MATERIAL SHOWN Block Start
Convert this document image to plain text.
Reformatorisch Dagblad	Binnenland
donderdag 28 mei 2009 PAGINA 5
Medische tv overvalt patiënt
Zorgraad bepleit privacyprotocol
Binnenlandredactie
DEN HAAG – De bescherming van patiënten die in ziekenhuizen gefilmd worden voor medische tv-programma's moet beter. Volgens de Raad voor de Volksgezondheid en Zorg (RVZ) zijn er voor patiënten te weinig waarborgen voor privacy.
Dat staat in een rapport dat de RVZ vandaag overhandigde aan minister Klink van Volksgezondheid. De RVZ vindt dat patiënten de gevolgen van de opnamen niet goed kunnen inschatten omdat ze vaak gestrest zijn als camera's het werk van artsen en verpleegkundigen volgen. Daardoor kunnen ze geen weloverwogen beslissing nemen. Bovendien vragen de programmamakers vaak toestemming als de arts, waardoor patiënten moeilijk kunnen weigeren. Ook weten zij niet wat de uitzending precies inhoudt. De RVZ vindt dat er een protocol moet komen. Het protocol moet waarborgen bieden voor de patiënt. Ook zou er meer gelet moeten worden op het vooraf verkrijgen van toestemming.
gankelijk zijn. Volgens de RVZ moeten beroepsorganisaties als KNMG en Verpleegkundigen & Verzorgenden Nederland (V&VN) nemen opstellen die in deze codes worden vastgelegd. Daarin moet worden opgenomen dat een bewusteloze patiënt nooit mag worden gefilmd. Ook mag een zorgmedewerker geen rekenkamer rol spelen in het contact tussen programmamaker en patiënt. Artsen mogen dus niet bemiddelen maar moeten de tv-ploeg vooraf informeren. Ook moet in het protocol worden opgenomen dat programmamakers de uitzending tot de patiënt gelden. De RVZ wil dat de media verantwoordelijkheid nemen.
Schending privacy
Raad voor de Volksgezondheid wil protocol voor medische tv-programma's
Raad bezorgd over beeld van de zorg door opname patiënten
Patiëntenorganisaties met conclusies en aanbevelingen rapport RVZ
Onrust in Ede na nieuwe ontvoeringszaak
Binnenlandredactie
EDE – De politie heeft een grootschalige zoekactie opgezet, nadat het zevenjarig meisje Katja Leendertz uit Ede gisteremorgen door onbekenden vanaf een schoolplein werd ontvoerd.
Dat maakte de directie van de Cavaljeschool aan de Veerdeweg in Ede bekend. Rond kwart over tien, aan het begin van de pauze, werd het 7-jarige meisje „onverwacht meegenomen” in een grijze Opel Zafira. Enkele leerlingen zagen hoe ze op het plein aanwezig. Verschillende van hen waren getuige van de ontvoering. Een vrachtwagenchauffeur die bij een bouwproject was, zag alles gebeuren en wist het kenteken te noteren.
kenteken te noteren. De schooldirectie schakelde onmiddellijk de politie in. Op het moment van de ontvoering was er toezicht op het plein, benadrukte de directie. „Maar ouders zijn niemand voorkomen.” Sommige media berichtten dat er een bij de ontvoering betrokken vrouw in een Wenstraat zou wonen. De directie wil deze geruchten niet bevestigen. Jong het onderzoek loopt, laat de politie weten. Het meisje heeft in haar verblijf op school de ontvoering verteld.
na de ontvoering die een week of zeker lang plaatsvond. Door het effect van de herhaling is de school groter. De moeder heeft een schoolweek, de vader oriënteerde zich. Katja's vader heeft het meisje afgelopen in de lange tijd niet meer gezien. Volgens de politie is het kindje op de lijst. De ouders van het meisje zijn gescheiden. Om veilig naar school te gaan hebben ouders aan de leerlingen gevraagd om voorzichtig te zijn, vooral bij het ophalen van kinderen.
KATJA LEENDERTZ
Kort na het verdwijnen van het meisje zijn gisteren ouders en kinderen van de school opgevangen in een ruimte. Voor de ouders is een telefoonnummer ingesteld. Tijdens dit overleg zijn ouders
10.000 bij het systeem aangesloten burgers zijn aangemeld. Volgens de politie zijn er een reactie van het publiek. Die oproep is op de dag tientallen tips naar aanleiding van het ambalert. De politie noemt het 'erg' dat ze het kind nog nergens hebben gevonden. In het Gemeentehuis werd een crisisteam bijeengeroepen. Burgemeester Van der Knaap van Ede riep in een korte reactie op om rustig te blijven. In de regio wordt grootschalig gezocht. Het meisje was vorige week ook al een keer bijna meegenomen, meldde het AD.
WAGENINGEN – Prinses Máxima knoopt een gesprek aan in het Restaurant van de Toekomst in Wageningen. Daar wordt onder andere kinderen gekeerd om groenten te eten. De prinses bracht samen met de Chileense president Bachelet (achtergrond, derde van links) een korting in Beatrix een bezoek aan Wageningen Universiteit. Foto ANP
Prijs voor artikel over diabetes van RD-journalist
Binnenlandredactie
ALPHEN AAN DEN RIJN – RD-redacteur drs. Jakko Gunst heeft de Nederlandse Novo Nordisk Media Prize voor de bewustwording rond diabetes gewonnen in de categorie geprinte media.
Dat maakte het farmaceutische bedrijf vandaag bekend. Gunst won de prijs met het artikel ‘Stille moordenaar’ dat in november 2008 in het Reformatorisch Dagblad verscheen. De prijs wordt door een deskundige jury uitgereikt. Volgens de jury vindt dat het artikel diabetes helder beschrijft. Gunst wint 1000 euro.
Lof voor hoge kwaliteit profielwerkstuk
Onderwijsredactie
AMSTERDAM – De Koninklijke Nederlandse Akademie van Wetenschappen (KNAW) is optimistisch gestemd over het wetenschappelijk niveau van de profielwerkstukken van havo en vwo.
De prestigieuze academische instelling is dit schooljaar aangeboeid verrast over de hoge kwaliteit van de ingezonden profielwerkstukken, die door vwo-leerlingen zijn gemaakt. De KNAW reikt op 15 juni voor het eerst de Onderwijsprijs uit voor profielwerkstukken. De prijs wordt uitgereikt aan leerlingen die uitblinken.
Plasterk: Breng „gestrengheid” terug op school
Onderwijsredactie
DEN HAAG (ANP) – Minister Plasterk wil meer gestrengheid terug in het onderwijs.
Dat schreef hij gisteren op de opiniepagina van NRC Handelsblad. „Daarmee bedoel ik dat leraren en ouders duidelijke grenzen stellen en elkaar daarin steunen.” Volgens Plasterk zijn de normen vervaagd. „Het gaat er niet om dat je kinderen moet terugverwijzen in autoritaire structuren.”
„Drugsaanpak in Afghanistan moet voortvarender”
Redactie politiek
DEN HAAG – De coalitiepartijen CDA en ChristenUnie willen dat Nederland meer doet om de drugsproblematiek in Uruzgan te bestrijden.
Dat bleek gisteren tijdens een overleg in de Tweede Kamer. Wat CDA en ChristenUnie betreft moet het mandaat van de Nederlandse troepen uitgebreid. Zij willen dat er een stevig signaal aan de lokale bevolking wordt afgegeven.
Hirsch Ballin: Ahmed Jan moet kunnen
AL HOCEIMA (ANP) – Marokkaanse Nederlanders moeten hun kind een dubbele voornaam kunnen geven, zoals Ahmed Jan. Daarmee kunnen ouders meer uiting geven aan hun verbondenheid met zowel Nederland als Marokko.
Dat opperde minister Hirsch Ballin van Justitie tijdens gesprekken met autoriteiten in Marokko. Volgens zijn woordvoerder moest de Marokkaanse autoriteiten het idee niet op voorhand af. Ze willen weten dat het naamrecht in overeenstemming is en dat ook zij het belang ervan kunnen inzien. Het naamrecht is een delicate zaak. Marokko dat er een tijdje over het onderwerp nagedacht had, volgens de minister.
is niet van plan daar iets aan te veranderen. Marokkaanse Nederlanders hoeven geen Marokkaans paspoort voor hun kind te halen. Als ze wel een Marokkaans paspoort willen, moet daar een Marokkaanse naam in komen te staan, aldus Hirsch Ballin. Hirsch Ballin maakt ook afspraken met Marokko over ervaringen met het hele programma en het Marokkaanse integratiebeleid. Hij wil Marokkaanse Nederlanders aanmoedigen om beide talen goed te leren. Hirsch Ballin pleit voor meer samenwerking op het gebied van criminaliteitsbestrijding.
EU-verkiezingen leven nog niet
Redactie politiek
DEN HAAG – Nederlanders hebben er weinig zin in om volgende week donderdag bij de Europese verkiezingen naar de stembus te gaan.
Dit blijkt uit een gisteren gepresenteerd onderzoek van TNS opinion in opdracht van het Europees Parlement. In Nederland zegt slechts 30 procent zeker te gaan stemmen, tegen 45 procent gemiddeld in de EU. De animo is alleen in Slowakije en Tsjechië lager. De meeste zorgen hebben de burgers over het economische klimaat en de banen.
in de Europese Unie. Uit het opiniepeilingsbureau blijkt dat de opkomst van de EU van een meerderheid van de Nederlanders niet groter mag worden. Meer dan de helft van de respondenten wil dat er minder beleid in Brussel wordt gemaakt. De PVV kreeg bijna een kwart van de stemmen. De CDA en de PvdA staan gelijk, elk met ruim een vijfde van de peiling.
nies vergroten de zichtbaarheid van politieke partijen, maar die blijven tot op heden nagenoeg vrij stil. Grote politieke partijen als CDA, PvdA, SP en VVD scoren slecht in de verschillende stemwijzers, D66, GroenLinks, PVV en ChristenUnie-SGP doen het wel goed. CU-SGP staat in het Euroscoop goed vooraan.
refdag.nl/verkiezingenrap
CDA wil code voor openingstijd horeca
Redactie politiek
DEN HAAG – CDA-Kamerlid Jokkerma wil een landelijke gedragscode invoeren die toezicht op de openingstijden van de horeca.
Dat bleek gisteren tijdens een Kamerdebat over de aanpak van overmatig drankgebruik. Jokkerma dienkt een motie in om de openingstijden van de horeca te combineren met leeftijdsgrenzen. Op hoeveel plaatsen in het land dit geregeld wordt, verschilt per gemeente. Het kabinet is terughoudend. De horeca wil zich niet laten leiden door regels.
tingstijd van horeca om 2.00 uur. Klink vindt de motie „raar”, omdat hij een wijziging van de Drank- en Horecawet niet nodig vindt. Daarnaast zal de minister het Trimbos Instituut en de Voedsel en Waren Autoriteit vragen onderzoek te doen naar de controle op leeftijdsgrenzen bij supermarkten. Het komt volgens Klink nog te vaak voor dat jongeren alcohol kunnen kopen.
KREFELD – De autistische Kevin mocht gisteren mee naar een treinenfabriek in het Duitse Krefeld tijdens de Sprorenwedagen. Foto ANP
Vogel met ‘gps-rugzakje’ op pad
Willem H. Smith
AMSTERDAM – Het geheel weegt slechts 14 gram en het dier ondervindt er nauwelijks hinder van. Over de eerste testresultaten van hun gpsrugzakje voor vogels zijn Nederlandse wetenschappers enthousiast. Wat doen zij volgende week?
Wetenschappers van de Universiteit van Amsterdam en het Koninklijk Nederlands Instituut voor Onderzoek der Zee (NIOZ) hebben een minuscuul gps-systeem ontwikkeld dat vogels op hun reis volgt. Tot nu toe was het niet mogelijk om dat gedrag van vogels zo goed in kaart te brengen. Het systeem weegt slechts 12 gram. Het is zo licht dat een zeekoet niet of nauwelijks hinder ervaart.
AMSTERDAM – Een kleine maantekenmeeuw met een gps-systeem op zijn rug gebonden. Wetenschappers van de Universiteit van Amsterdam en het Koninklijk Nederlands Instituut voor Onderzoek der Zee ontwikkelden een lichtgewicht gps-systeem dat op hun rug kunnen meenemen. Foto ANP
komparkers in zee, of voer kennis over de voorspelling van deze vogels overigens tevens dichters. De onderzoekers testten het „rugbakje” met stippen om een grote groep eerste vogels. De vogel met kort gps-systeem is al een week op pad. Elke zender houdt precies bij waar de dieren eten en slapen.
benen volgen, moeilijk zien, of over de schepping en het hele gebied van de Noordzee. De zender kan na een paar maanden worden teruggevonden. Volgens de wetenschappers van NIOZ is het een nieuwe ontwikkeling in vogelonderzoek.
MATERIAL SHOWN Block End
(PROBLEM STATEMENT): Copy every line of the entries above in which "blijkt" occurs.

(COMPLETED TASK):
Dit blijkt uit een gisteren gepresenteerd onderzoek van TNS opinion in opdracht van het Europees Parlement. In Nederland zegt slechts 30 procent zeker te gaan stemmen, tegen 45 procent gemiddeld in de EU. De animo is alleen in Slowakije en Tsjechië lager. De meeste zorgen hebben de burgers over het economische klimaat en de banen.
in de Europese Unie. Uit het opiniepeilingsbureau blijkt dat de opkomst van de EU van een meerderheid van de Nederlanders niet groter mag worden. Meer dan de helft van de respondenten wil dat er minder beleid in Brussel wordt gemaakt. De PVV kreeg bijna een kwart van de stemmen. De CDA en de PvdA staan gelijk, elk met ruim een vijfde van de peiling.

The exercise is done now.